───── Data to use ─────

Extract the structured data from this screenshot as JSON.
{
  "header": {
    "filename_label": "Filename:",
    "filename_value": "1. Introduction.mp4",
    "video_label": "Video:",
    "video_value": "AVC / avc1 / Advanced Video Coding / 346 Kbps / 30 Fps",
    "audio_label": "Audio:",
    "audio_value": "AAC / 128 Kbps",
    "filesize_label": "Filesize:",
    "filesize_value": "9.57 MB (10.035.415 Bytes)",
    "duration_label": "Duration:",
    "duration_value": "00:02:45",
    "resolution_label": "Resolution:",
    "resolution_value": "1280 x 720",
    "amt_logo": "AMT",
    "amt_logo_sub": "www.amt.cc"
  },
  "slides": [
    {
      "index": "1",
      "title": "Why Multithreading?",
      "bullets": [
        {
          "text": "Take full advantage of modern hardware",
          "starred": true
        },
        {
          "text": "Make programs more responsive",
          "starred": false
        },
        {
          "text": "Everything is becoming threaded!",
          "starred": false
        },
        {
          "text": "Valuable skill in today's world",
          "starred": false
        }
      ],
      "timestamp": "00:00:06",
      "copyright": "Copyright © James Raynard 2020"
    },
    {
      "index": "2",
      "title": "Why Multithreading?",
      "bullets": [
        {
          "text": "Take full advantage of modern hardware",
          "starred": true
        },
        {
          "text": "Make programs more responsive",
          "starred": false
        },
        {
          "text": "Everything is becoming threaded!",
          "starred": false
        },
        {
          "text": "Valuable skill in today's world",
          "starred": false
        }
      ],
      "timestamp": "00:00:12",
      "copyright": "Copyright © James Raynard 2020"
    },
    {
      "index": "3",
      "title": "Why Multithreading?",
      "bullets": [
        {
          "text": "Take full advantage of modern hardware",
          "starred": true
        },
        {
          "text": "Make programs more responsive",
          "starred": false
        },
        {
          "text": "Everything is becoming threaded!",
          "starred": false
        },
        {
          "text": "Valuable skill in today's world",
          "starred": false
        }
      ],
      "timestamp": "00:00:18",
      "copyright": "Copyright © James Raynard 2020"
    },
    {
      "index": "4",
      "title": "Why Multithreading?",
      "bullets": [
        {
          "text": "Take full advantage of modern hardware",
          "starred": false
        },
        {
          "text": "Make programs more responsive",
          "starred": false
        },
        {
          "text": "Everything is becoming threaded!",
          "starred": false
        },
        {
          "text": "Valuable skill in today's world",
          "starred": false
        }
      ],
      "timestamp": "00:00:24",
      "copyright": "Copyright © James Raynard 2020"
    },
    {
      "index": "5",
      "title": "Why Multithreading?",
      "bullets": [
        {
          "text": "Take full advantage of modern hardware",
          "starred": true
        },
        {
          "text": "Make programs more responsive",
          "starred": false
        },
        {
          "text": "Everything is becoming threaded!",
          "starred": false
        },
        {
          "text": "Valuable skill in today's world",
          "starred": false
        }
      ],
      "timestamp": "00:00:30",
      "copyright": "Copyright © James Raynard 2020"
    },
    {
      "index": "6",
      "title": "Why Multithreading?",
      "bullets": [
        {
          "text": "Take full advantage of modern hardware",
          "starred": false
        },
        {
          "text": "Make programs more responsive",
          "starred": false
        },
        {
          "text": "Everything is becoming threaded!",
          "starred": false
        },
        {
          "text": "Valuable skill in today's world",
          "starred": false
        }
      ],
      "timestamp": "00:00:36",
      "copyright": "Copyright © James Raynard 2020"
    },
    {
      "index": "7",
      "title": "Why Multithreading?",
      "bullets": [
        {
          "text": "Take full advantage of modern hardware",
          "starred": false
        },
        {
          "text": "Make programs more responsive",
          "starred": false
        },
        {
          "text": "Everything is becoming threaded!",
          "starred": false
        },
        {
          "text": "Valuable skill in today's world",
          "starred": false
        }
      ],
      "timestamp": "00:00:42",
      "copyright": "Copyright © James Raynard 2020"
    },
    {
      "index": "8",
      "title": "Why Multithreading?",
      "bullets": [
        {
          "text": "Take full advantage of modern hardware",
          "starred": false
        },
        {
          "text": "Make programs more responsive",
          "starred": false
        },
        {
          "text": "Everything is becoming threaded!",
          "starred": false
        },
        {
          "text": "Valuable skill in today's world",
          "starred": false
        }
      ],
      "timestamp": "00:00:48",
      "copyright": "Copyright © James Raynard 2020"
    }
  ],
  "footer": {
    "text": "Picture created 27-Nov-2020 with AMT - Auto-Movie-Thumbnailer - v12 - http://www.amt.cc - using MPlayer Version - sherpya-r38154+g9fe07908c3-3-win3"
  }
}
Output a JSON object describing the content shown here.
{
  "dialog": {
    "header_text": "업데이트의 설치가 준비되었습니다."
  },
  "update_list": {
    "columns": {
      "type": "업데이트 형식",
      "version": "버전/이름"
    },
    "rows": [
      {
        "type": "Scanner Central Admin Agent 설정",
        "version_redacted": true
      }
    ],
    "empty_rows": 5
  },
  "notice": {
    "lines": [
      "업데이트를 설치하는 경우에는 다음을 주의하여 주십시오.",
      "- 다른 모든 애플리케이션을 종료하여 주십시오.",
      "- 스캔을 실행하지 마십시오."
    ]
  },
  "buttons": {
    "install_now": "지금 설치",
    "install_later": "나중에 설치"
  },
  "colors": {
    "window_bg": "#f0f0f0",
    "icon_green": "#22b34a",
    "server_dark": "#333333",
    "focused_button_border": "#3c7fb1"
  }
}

─────
───── Data to use ─────

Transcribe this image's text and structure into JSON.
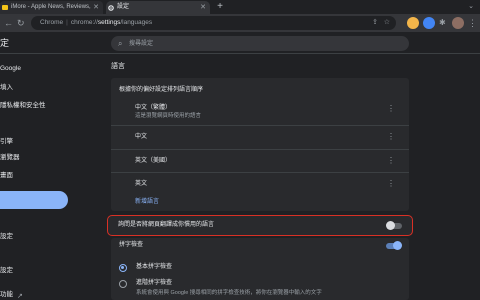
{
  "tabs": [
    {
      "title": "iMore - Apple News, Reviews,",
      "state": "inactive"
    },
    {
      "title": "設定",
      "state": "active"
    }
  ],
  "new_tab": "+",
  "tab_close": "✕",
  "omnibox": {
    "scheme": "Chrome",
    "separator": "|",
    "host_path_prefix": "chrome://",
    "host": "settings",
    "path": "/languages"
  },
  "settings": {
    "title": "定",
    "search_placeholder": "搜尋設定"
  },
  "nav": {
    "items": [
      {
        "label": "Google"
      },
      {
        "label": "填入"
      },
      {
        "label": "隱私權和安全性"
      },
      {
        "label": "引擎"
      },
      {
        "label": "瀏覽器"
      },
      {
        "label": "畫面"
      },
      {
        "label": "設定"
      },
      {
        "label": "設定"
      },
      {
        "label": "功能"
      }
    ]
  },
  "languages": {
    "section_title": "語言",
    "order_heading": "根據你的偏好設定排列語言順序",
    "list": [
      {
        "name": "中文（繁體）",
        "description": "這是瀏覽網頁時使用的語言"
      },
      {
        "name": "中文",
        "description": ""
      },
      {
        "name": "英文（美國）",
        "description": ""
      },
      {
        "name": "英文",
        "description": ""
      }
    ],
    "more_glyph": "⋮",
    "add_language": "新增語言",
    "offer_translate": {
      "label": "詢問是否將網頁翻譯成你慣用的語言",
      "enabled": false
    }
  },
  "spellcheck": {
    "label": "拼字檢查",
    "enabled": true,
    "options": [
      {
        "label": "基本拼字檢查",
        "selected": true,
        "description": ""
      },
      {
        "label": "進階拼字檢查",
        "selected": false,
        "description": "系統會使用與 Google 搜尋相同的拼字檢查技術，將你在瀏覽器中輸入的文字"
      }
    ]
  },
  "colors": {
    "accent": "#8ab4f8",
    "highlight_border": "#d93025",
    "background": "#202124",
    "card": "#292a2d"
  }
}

─────
───── Data to use ─────

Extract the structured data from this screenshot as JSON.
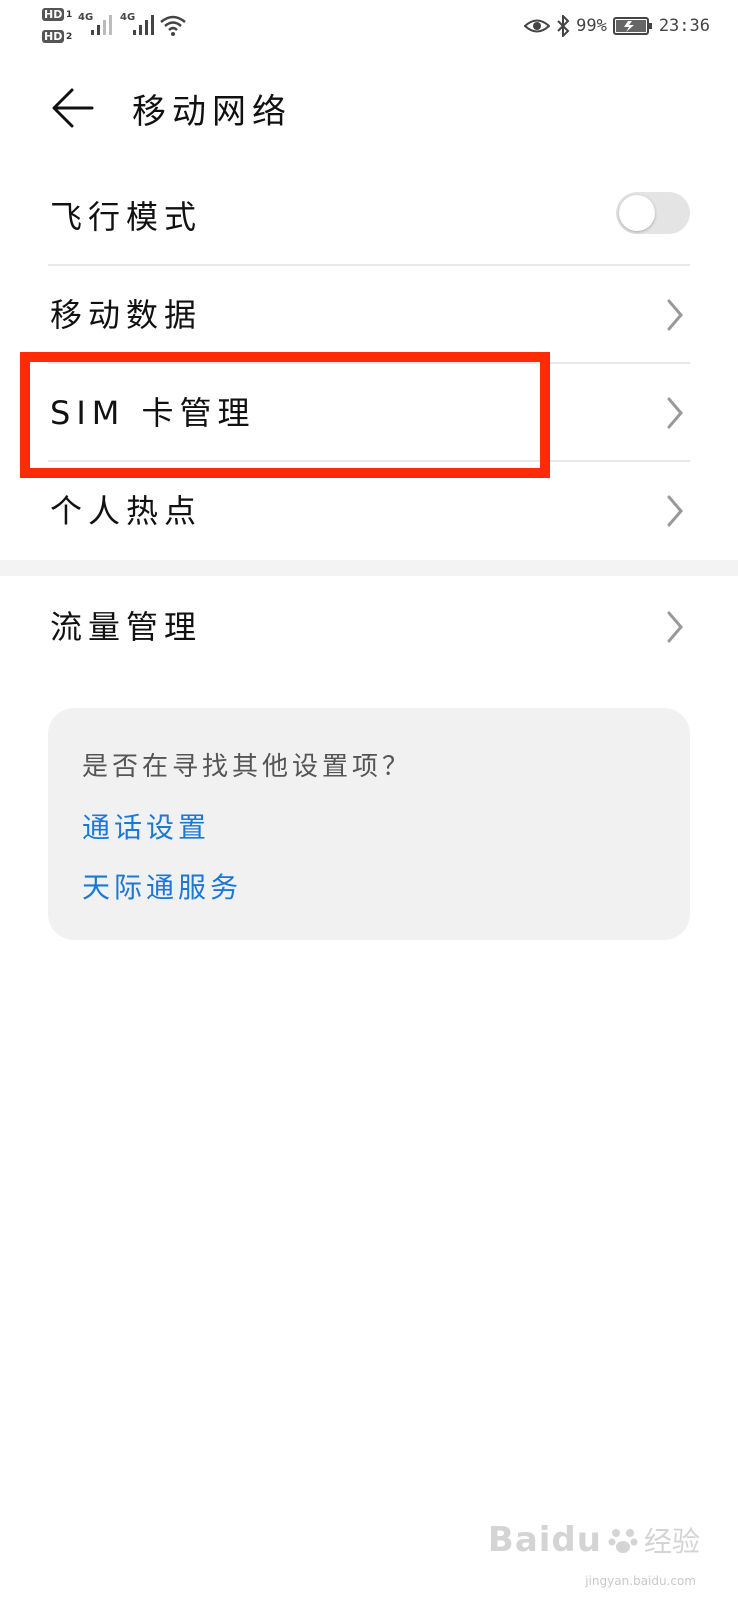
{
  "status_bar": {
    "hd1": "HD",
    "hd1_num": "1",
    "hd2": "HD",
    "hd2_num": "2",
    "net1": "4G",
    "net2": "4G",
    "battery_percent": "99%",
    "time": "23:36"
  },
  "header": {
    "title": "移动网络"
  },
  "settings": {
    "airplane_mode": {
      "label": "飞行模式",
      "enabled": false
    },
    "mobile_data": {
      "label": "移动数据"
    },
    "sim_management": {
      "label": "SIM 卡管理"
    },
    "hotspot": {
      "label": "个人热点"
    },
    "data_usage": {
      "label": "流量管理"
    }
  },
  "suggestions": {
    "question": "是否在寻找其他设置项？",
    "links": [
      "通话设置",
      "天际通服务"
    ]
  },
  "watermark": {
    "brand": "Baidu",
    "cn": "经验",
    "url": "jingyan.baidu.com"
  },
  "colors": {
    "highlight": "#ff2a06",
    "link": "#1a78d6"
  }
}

─────

The request: Extract every line of the records above that contains the word "Google".

Answer to the task:
        "label": "Google"
        "description": "系統會使用與 Google 搜尋相同的拼字檢查技術，將你在瀏覽器中輸入的文字"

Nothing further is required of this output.